--- PROVIDED DATA ---

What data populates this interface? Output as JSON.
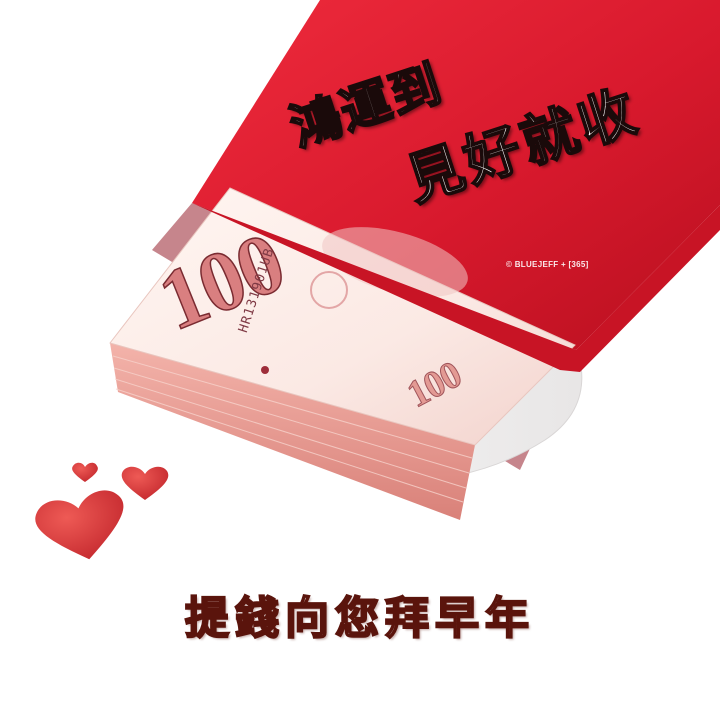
{
  "envelope": {
    "line1": "鴻運到",
    "line2": "見好就收",
    "watermark": "© BLUEJEFF + [365]",
    "color": "#d8192d"
  },
  "banknote": {
    "value": "100",
    "serial": "HR131901UB"
  },
  "greeting": "提錢向您拜早年",
  "hearts_color": "#d23a3a"
}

---

#### THE PROBLEM:
Write out the material above again, word for word, minus its pictures.

#### EXERCISE RESULT:
What data populates this interface? Output as JSON.
{
  "envelope": {
    "line1": "鴻運到",
    "line2": "見好就收",
    "watermark": "© BLUEJEFF + [365]",
    "color": "#d8192d"
  },
  "banknote": {
    "value": "100",
    "serial": "HR131901UB"
  },
  "greeting": "提錢向您拜早年",
  "hearts_color": "#d23a3a"
}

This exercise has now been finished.